Write out every entry exactly as it appears.
^^^^
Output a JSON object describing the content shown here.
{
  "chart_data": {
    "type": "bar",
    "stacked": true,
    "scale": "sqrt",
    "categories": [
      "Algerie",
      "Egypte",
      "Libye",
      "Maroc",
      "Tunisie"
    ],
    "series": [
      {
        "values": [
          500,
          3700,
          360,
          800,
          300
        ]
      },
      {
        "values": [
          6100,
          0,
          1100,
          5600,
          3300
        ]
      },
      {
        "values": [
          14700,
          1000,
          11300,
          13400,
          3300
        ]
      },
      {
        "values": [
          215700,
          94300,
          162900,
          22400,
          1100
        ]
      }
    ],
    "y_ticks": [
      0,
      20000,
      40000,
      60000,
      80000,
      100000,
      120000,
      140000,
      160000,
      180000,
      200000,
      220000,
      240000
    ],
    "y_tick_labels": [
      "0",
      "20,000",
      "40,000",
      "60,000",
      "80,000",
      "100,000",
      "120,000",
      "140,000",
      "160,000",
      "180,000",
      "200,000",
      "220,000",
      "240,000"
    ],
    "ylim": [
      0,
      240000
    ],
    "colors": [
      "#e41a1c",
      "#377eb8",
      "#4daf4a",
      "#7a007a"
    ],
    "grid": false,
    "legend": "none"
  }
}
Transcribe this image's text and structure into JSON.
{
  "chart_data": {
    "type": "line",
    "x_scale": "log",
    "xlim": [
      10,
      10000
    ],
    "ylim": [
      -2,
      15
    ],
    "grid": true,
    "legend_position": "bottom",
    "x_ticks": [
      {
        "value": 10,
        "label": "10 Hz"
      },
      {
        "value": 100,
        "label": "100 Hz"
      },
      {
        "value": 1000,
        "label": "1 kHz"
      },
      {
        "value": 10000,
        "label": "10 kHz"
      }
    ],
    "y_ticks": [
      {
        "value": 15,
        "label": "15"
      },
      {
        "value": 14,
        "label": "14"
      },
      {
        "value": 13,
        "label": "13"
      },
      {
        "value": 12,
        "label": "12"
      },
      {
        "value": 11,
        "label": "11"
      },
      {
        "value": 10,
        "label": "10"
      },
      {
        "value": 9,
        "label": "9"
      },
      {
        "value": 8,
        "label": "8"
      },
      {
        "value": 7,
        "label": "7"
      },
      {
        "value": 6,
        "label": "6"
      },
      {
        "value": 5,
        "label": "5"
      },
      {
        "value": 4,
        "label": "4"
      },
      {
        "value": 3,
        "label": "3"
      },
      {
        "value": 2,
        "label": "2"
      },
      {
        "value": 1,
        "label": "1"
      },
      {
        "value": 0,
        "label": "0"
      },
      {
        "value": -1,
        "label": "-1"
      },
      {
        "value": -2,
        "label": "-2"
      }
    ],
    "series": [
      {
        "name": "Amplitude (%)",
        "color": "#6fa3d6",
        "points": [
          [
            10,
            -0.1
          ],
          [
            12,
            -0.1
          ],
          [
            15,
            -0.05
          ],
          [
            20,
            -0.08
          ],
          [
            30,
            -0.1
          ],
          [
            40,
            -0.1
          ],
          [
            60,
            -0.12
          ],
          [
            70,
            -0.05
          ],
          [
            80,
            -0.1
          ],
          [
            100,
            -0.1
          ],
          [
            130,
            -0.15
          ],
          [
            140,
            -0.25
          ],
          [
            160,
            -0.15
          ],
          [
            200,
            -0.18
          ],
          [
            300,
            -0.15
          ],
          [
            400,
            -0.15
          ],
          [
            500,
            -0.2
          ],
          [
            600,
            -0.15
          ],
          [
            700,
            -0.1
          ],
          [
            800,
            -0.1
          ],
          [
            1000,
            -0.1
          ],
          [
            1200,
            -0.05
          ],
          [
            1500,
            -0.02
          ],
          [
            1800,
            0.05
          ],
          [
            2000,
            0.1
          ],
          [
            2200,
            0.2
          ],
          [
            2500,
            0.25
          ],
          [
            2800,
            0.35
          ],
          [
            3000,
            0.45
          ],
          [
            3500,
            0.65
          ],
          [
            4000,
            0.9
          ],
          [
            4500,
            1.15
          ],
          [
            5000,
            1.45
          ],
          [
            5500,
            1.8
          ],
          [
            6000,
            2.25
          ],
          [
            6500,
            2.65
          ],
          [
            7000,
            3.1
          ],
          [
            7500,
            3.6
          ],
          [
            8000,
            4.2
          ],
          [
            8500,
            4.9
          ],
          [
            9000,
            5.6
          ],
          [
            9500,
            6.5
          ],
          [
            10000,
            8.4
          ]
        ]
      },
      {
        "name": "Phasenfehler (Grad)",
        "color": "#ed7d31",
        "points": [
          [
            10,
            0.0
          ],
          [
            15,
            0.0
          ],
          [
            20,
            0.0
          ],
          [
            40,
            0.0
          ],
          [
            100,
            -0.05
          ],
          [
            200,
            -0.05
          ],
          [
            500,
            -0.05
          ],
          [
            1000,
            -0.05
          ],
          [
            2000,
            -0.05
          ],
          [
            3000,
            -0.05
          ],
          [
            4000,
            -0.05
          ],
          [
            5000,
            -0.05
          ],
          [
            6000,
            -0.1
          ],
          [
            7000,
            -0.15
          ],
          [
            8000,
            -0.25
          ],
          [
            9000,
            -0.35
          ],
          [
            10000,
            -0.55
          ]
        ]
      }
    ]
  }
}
^^^^
__FULL ANSWER__
Output a JSON object describing the content shown here.
{
  "chart_data": {
    "type": "bar",
    "stacked": true,
    "scale": "sqrt",
    "categories": [
      "Algerie",
      "Egypte",
      "Libye",
      "Maroc",
      "Tunisie"
    ],
    "series": [
      {
        "values": [
          500,
          3700,
          360,
          800,
          300
        ]
      },
      {
        "values": [
          6100,
          0,
          1100,
          5600,
          3300
        ]
      },
      {
        "values": [
          14700,
          1000,
          11300,
          13400,
          3300
        ]
      },
      {
        "values": [
          215700,
          94300,
          162900,
          22400,
          1100
        ]
      }
    ],
    "y_ticks": [
      0,
      20000,
      40000,
      60000,
      80000,
      100000,
      120000,
      140000,
      160000,
      180000,
      200000,
      220000,
      240000
    ],
    "y_tick_labels": [
      "0",
      "20,000",
      "40,000",
      "60,000",
      "80,000",
      "100,000",
      "120,000",
      "140,000",
      "160,000",
      "180,000",
      "200,000",
      "220,000",
      "240,000"
    ],
    "ylim": [
      0,
      240000
    ],
    "colors": [
      "#e41a1c",
      "#377eb8",
      "#4daf4a",
      "#7a007a"
    ],
    "grid": false,
    "legend": "none"
  }
}
Transcribe this image's text and structure into JSON.
{
  "chart_data": {
    "type": "line",
    "x_scale": "log",
    "xlim": [
      10,
      10000
    ],
    "ylim": [
      -2,
      15
    ],
    "grid": true,
    "legend_position": "bottom",
    "x_ticks": [
      {
        "value": 10,
        "label": "10 Hz"
      },
      {
        "value": 100,
        "label": "100 Hz"
      },
      {
        "value": 1000,
        "label": "1 kHz"
      },
      {
        "value": 10000,
        "label": "10 kHz"
      }
    ],
    "y_ticks": [
      {
        "value": 15,
        "label": "15"
      },
      {
        "value": 14,
        "label": "14"
      },
      {
        "value": 13,
        "label": "13"
      },
      {
        "value": 12,
        "label": "12"
      },
      {
        "value": 11,
        "label": "11"
      },
      {
        "value": 10,
        "label": "10"
      },
      {
        "value": 9,
        "label": "9"
      },
      {
        "value": 8,
        "label": "8"
      },
      {
        "value": 7,
        "label": "7"
      },
      {
        "value": 6,
        "label": "6"
      },
      {
        "value": 5,
        "label": "5"
      },
      {
        "value": 4,
        "label": "4"
      },
      {
        "value": 3,
        "label": "3"
      },
      {
        "value": 2,
        "label": "2"
      },
      {
        "value": 1,
        "label": "1"
      },
      {
        "value": 0,
        "label": "0"
      },
      {
        "value": -1,
        "label": "-1"
      },
      {
        "value": -2,
        "label": "-2"
      }
    ],
    "series": [
      {
        "name": "Amplitude (%)",
        "color": "#6fa3d6",
        "points": [
          [
            10,
            -0.1
          ],
          [
            12,
            -0.1
          ],
          [
            15,
            -0.05
          ],
          [
            20,
            -0.08
          ],
          [
            30,
            -0.1
          ],
          [
            40,
            -0.1
          ],
          [
            60,
            -0.12
          ],
          [
            70,
            -0.05
          ],
          [
            80,
            -0.1
          ],
          [
            100,
            -0.1
          ],
          [
            130,
            -0.15
          ],
          [
            140,
            -0.25
          ],
          [
            160,
            -0.15
          ],
          [
            200,
            -0.18
          ],
          [
            300,
            -0.15
          ],
          [
            400,
            -0.15
          ],
          [
            500,
            -0.2
          ],
          [
            600,
            -0.15
          ],
          [
            700,
            -0.1
          ],
          [
            800,
            -0.1
          ],
          [
            1000,
            -0.1
          ],
          [
            1200,
            -0.05
          ],
          [
            1500,
            -0.02
          ],
          [
            1800,
            0.05
          ],
          [
            2000,
            0.1
          ],
          [
            2200,
            0.2
          ],
          [
            2500,
            0.25
          ],
          [
            2800,
            0.35
          ],
          [
            3000,
            0.45
          ],
          [
            3500,
            0.65
          ],
          [
            4000,
            0.9
          ],
          [
            4500,
            1.15
          ],
          [
            5000,
            1.45
          ],
          [
            5500,
            1.8
          ],
          [
            6000,
            2.25
          ],
          [
            6500,
            2.65
          ],
          [
            7000,
            3.1
          ],
          [
            7500,
            3.6
          ],
          [
            8000,
            4.2
          ],
          [
            8500,
            4.9
          ],
          [
            9000,
            5.6
          ],
          [
            9500,
            6.5
          ],
          [
            10000,
            8.4
          ]
        ]
      },
      {
        "name": "Phasenfehler (Grad)",
        "color": "#ed7d31",
        "points": [
          [
            10,
            0.0
          ],
          [
            15,
            0.0
          ],
          [
            20,
            0.0
          ],
          [
            40,
            0.0
          ],
          [
            100,
            -0.05
          ],
          [
            200,
            -0.05
          ],
          [
            500,
            -0.05
          ],
          [
            1000,
            -0.05
          ],
          [
            2000,
            -0.05
          ],
          [
            3000,
            -0.05
          ],
          [
            4000,
            -0.05
          ],
          [
            5000,
            -0.05
          ],
          [
            6000,
            -0.1
          ],
          [
            7000,
            -0.15
          ],
          [
            8000,
            -0.25
          ],
          [
            9000,
            -0.35
          ],
          [
            10000,
            -0.55
          ]
        ]
      }
    ]
  }
}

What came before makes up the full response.